**Goal of the exercise**
Retype the data that follows line by line, exactly, and leave its pictures out.

**Recorded data**

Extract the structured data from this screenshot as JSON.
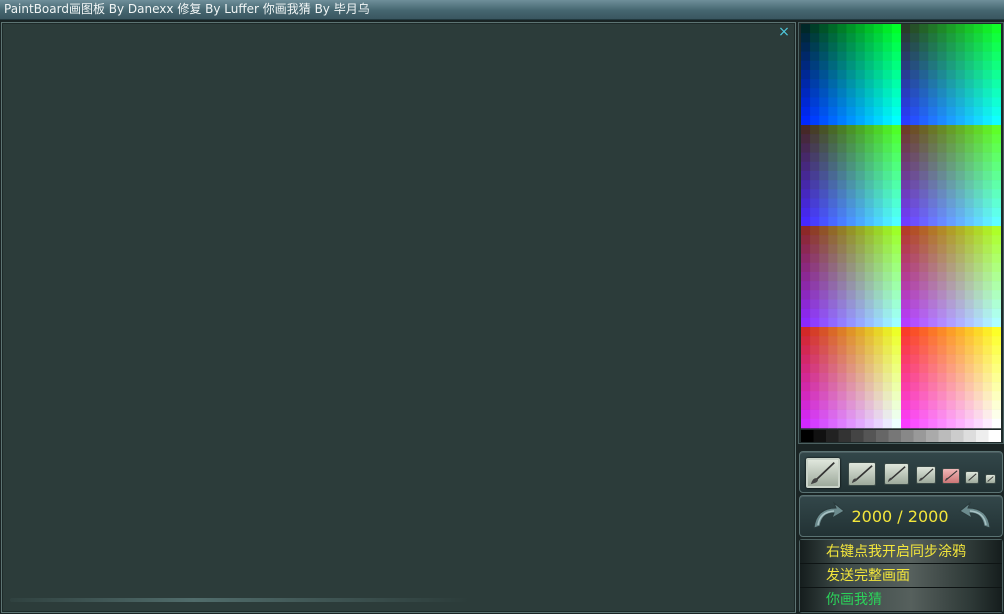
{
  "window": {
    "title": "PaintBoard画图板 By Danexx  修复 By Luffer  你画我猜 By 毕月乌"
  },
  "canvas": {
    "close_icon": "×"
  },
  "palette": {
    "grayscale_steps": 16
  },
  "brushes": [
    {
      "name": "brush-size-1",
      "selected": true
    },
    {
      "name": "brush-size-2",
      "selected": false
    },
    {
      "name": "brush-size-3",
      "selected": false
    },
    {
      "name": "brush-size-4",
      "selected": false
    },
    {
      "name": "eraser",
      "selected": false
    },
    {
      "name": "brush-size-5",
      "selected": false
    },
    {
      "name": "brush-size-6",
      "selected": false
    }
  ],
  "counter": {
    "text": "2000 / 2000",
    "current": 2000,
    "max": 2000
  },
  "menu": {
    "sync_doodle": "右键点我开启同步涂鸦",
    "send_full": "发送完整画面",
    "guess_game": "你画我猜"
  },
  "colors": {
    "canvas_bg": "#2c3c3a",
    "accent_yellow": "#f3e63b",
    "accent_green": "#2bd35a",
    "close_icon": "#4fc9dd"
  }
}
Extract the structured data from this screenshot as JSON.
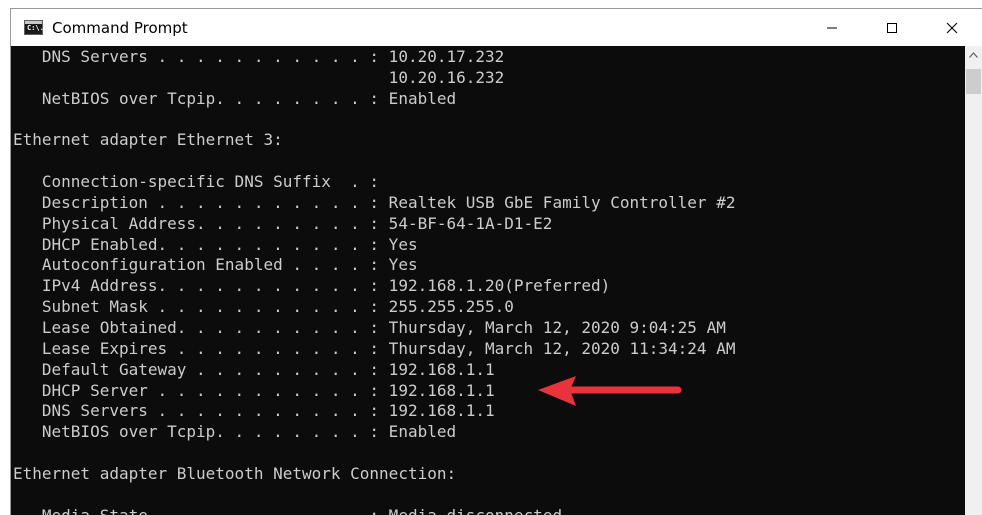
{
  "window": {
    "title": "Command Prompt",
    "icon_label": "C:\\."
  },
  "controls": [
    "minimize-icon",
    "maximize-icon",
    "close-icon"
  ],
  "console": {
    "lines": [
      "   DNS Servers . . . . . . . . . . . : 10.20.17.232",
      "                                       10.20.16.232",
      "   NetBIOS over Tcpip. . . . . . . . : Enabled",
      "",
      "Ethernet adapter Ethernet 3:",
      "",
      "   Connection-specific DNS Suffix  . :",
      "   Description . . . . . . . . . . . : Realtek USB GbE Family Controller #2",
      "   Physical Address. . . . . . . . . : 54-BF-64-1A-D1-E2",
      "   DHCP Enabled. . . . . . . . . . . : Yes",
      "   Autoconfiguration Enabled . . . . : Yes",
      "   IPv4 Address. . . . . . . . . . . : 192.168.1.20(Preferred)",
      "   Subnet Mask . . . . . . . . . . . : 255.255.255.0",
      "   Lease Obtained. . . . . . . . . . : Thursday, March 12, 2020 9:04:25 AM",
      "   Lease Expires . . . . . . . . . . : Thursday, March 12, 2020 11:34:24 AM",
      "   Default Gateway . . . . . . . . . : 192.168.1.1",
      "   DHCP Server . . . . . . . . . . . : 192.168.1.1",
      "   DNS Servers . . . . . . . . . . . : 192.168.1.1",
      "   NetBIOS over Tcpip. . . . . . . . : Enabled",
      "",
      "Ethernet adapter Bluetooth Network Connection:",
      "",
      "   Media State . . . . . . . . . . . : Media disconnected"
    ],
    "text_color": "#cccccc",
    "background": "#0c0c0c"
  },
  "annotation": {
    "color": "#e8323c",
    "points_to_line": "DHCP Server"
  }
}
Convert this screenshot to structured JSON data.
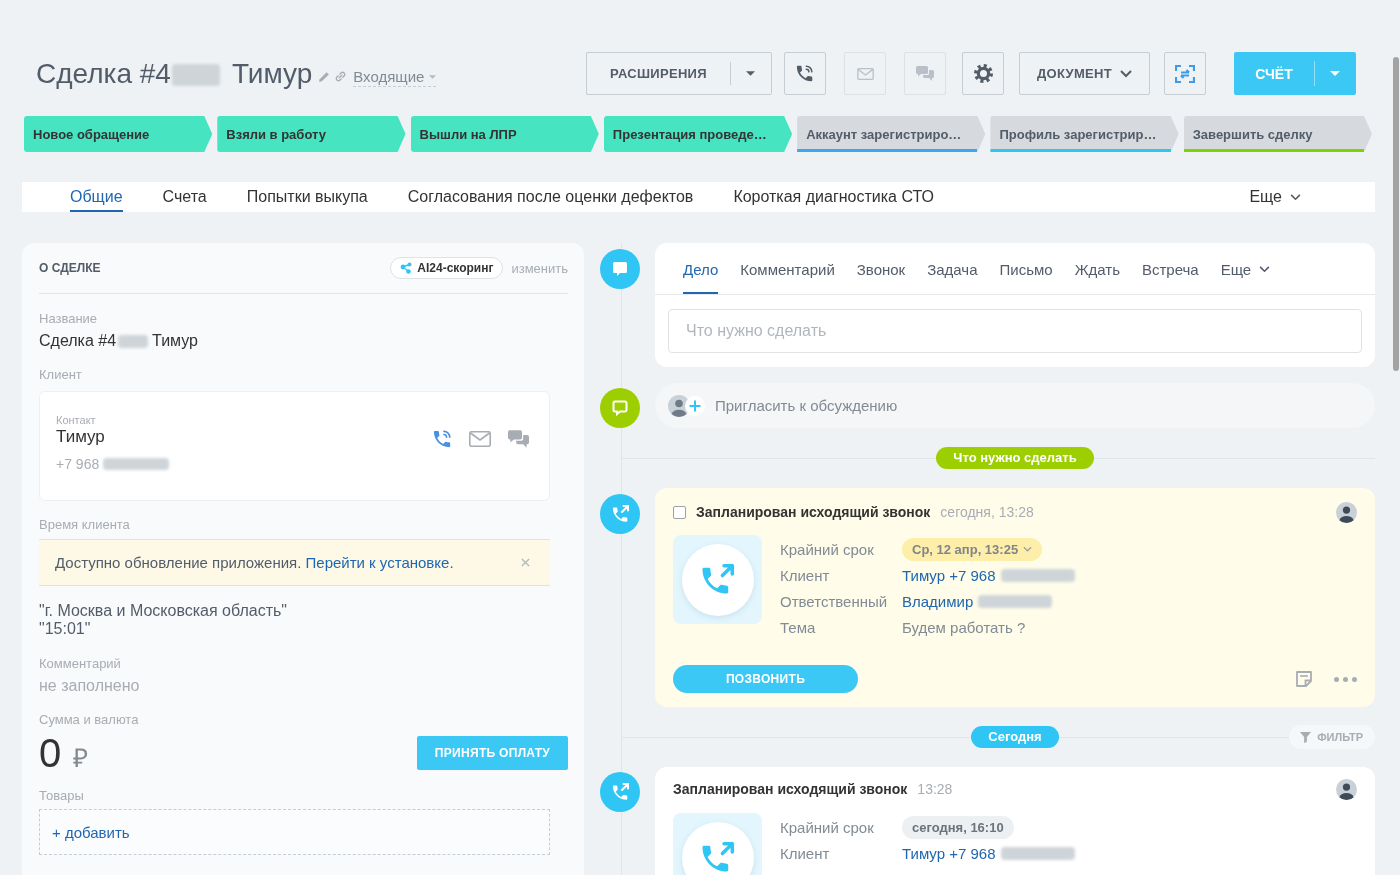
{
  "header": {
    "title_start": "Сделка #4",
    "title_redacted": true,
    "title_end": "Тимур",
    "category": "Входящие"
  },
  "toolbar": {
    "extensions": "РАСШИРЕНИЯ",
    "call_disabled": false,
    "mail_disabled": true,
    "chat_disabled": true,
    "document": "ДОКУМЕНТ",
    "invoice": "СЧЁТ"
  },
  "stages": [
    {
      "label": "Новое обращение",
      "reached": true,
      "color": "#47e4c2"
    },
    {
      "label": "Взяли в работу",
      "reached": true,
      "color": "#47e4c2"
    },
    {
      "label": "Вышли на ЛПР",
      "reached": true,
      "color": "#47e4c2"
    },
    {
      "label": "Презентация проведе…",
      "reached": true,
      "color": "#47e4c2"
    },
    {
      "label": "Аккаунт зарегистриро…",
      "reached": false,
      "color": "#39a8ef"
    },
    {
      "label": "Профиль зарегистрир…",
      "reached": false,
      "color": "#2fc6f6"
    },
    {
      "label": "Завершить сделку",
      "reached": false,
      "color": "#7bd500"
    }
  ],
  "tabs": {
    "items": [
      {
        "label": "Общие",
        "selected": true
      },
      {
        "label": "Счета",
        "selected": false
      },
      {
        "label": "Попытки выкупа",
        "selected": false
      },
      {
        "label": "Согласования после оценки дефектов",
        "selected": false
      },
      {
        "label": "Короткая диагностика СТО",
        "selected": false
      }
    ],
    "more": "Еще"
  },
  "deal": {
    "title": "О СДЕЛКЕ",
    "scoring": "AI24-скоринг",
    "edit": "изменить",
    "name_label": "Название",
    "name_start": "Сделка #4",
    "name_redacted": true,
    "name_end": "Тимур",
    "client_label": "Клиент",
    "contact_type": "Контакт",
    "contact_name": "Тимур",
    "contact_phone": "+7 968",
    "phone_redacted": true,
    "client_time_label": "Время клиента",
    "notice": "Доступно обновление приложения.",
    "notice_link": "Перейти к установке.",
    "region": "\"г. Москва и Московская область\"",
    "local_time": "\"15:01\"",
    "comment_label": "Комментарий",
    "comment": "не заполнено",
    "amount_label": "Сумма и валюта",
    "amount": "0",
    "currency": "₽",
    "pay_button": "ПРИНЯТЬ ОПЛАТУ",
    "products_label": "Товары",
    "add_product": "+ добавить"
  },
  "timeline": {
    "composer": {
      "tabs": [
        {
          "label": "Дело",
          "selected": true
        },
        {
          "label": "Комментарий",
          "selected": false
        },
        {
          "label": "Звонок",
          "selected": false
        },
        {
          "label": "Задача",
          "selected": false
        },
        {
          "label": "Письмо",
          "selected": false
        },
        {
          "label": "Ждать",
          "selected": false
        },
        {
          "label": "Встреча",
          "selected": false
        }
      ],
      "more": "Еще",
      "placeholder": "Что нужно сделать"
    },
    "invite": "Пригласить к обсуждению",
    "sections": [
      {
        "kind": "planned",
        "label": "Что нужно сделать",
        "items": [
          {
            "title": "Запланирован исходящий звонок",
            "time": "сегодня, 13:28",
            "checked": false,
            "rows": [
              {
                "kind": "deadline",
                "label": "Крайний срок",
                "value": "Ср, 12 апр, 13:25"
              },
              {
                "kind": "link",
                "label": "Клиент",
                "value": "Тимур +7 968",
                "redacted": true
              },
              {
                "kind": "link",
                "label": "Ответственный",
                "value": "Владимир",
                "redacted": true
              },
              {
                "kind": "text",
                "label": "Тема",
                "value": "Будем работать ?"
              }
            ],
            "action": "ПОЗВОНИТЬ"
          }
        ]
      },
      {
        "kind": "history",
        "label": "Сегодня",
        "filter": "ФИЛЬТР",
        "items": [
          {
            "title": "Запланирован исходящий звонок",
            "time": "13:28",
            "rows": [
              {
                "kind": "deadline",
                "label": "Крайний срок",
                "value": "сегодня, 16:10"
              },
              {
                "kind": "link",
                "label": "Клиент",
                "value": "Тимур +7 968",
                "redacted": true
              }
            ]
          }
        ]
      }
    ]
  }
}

**Output of the task**
Extract the structured data from this screenshot as JSON.
{
  "window": {
    "title": "PaintBoard画图板 By Danexx  修复 By Luffer  你画我猜 By 毕月乌"
  },
  "canvas": {
    "close_icon": "×"
  },
  "palette": {
    "grayscale_steps": 16
  },
  "brushes": [
    {
      "name": "brush-size-1",
      "selected": true
    },
    {
      "name": "brush-size-2",
      "selected": false
    },
    {
      "name": "brush-size-3",
      "selected": false
    },
    {
      "name": "brush-size-4",
      "selected": false
    },
    {
      "name": "eraser",
      "selected": false
    },
    {
      "name": "brush-size-5",
      "selected": false
    },
    {
      "name": "brush-size-6",
      "selected": false
    }
  ],
  "counter": {
    "text": "2000 / 2000",
    "current": 2000,
    "max": 2000
  },
  "menu": {
    "sync_doodle": "右键点我开启同步涂鸦",
    "send_full": "发送完整画面",
    "guess_game": "你画我猜"
  },
  "colors": {
    "canvas_bg": "#2c3c3a",
    "accent_yellow": "#f3e63b",
    "accent_green": "#2bd35a",
    "close_icon": "#4fc9dd"
  }
}
Extract the structured data from this screenshot as JSON.
{
  "window": {
    "title": "Command Prompt",
    "icon_label": "C:\\."
  },
  "controls": [
    "minimize-icon",
    "maximize-icon",
    "close-icon"
  ],
  "console": {
    "lines": [
      "   DNS Servers . . . . . . . . . . . : 10.20.17.232",
      "                                       10.20.16.232",
      "   NetBIOS over Tcpip. . . . . . . . : Enabled",
      "",
      "Ethernet adapter Ethernet 3:",
      "",
      "   Connection-specific DNS Suffix  . :",
      "   Description . . . . . . . . . . . : Realtek USB GbE Family Controller #2",
      "   Physical Address. . . . . . . . . : 54-BF-64-1A-D1-E2",
      "   DHCP Enabled. . . . . . . . . . . : Yes",
      "   Autoconfiguration Enabled . . . . : Yes",
      "   IPv4 Address. . . . . . . . . . . : 192.168.1.20(Preferred)",
      "   Subnet Mask . . . . . . . . . . . : 255.255.255.0",
      "   Lease Obtained. . . . . . . . . . : Thursday, March 12, 2020 9:04:25 AM",
      "   Lease Expires . . . . . . . . . . : Thursday, March 12, 2020 11:34:24 AM",
      "   Default Gateway . . . . . . . . . : 192.168.1.1",
      "   DHCP Server . . . . . . . . . . . : 192.168.1.1",
      "   DNS Servers . . . . . . . . . . . : 192.168.1.1",
      "   NetBIOS over Tcpip. . . . . . . . : Enabled",
      "",
      "Ethernet adapter Bluetooth Network Connection:",
      "",
      "   Media State . . . . . . . . . . . : Media disconnected"
    ],
    "text_color": "#cccccc",
    "background": "#0c0c0c"
  },
  "annotation": {
    "color": "#e8323c",
    "points_to_line": "DHCP Server"
  }
}
Convert this screenshot to structured JSON data.
{
  "header": {
    "title_start": "Сделка #4",
    "title_redacted": true,
    "title_end": "Тимур",
    "category": "Входящие"
  },
  "toolbar": {
    "extensions": "РАСШИРЕНИЯ",
    "call_disabled": false,
    "mail_disabled": true,
    "chat_disabled": true,
    "document": "ДОКУМЕНТ",
    "invoice": "СЧЁТ"
  },
  "stages": [
    {
      "label": "Новое обращение",
      "reached": true,
      "color": "#47e4c2"
    },
    {
      "label": "Взяли в работу",
      "reached": true,
      "color": "#47e4c2"
    },
    {
      "label": "Вышли на ЛПР",
      "reached": true,
      "color": "#47e4c2"
    },
    {
      "label": "Презентация проведе…",
      "reached": true,
      "color": "#47e4c2"
    },
    {
      "label": "Аккаунт зарегистриро…",
      "reached": false,
      "color": "#39a8ef"
    },
    {
      "label": "Профиль зарегистрир…",
      "reached": false,
      "color": "#2fc6f6"
    },
    {
      "label": "Завершить сделку",
      "reached": false,
      "color": "#7bd500"
    }
  ],
  "tabs": {
    "items": [
      {
        "label": "Общие",
        "selected": true
      },
      {
        "label": "Счета",
        "selected": false
      },
      {
        "label": "Попытки выкупа",
        "selected": false
      },
      {
        "label": "Согласования после оценки дефектов",
        "selected": false
      },
      {
        "label": "Короткая диагностика СТО",
        "selected": false
      }
    ],
    "more": "Еще"
  },
  "deal": {
    "title": "О СДЕЛКЕ",
    "scoring": "AI24-скоринг",
    "edit": "изменить",
    "name_label": "Название",
    "name_start": "Сделка #4",
    "name_redacted": true,
    "name_end": "Тимур",
    "client_label": "Клиент",
    "contact_type": "Контакт",
    "contact_name": "Тимур",
    "contact_phone": "+7 968",
    "phone_redacted": true,
    "client_time_label": "Время клиента",
    "notice": "Доступно обновление приложения.",
    "notice_link": "Перейти к установке.",
    "region": "\"г. Москва и Московская область\"",
    "local_time": "\"15:01\"",
    "comment_label": "Комментарий",
    "comment": "не заполнено",
    "amount_label": "Сумма и валюта",
    "amount": "0",
    "currency": "₽",
    "pay_button": "ПРИНЯТЬ ОПЛАТУ",
    "products_label": "Товары",
    "add_product": "+ добавить"
  },
  "timeline": {
    "composer": {
      "tabs": [
        {
          "label": "Дело",
          "selected": true
        },
        {
          "label": "Комментарий",
          "selected": false
        },
        {
          "label": "Звонок",
          "selected": false
        },
        {
          "label": "Задача",
          "selected": false
        },
        {
          "label": "Письмо",
          "selected": false
        },
        {
          "label": "Ждать",
          "selected": false
        },
        {
          "label": "Встреча",
          "selected": false
        }
      ],
      "more": "Еще",
      "placeholder": "Что нужно сделать"
    },
    "invite": "Пригласить к обсуждению",
    "sections": [
      {
        "kind": "planned",
        "label": "Что нужно сделать",
        "items": [
          {
            "title": "Запланирован исходящий звонок",
            "time": "сегодня, 13:28",
            "checked": false,
            "rows": [
              {
                "kind": "deadline",
                "label": "Крайний срок",
                "value": "Ср, 12 апр, 13:25"
              },
              {
                "kind": "link",
                "label": "Клиент",
                "value": "Тимур +7 968",
                "redacted": true
              },
              {
                "kind": "link",
                "label": "Ответственный",
                "value": "Владимир",
                "redacted": true
              },
              {
                "kind": "text",
                "label": "Тема",
                "value": "Будем работать ?"
              }
            ],
            "action": "ПОЗВОНИТЬ"
          }
        ]
      },
      {
        "kind": "history",
        "label": "Сегодня",
        "filter": "ФИЛЬТР",
        "items": [
          {
            "title": "Запланирован исходящий звонок",
            "time": "13:28",
            "rows": [
              {
                "kind": "deadline",
                "label": "Крайний срок",
                "value": "сегодня, 16:10"
              },
              {
                "kind": "link",
                "label": "Клиент",
                "value": "Тимур +7 968",
                "redacted": true
              }
            ]
          }
        ]
      }
    ]
  }
}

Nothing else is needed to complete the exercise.